Data to use =
______
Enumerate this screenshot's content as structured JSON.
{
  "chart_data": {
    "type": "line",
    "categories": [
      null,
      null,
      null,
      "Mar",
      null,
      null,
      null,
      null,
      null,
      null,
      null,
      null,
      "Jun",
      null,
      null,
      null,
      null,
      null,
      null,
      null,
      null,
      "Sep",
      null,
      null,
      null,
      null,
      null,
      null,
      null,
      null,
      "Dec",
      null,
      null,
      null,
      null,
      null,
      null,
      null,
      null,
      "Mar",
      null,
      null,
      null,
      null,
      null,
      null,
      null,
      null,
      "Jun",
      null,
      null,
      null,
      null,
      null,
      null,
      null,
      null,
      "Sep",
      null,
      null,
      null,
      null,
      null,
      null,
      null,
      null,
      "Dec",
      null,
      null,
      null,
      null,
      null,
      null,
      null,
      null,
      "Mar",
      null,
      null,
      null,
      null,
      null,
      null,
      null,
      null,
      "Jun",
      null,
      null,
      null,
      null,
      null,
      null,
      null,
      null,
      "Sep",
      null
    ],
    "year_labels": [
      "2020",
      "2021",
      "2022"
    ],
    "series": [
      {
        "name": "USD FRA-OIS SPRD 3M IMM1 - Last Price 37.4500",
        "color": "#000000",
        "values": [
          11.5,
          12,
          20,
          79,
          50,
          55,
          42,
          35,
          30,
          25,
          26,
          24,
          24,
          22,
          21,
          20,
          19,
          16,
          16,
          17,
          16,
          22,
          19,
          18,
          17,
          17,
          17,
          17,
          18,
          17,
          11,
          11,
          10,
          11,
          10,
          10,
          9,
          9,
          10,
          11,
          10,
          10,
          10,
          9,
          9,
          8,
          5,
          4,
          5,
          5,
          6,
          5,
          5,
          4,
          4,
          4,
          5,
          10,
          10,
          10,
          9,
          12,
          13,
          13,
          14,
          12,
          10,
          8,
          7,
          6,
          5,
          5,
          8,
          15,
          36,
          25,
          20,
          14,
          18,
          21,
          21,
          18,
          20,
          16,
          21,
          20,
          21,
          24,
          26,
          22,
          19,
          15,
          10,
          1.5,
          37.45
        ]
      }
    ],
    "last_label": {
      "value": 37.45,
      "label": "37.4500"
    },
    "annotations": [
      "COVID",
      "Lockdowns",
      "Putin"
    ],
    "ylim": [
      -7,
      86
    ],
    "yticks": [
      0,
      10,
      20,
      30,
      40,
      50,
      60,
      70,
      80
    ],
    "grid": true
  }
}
______
Task prompt =
Each of the records should be retyped exactly.

Answer =
Enumerate this screenshot's content as structured JSON.
{
  "chart_data": {
    "type": "line",
    "categories": [
      null,
      null,
      null,
      "Mar",
      null,
      null,
      null,
      null,
      null,
      null,
      null,
      null,
      "Jun",
      null,
      null,
      null,
      null,
      null,
      null,
      null,
      null,
      "Sep",
      null,
      null,
      null,
      null,
      null,
      null,
      null,
      null,
      "Dec",
      null,
      null,
      null,
      null,
      null,
      null,
      null,
      null,
      "Mar",
      null,
      null,
      null,
      null,
      null,
      null,
      null,
      null,
      "Jun",
      null,
      null,
      null,
      null,
      null,
      null,
      null,
      null,
      "Sep",
      null,
      null,
      null,
      null,
      null,
      null,
      null,
      null,
      "Dec",
      null,
      null,
      null,
      null,
      null,
      null,
      null,
      null,
      "Mar",
      null,
      null,
      null,
      null,
      null,
      null,
      null,
      null,
      "Jun",
      null,
      null,
      null,
      null,
      null,
      null,
      null,
      null,
      "Sep",
      null
    ],
    "year_labels": [
      "2020",
      "2021",
      "2022"
    ],
    "series": [
      {
        "name": "USD FRA-OIS SPRD 3M IMM1 - Last Price 37.4500",
        "color": "#000000",
        "values": [
          11.5,
          12,
          20,
          79,
          50,
          55,
          42,
          35,
          30,
          25,
          26,
          24,
          24,
          22,
          21,
          20,
          19,
          16,
          16,
          17,
          16,
          22,
          19,
          18,
          17,
          17,
          17,
          17,
          18,
          17,
          11,
          11,
          10,
          11,
          10,
          10,
          9,
          9,
          10,
          11,
          10,
          10,
          10,
          9,
          9,
          8,
          5,
          4,
          5,
          5,
          6,
          5,
          5,
          4,
          4,
          4,
          5,
          10,
          10,
          10,
          9,
          12,
          13,
          13,
          14,
          12,
          10,
          8,
          7,
          6,
          5,
          5,
          8,
          15,
          36,
          25,
          20,
          14,
          18,
          21,
          21,
          18,
          20,
          16,
          21,
          20,
          21,
          24,
          26,
          22,
          19,
          15,
          10,
          1.5,
          37.45
        ]
      }
    ],
    "last_label": {
      "value": 37.45,
      "label": "37.4500"
    },
    "annotations": [
      "COVID",
      "Lockdowns",
      "Putin"
    ],
    "ylim": [
      -7,
      86
    ],
    "yticks": [
      0,
      10,
      20,
      30,
      40,
      50,
      60,
      70,
      80
    ],
    "grid": true
  }
}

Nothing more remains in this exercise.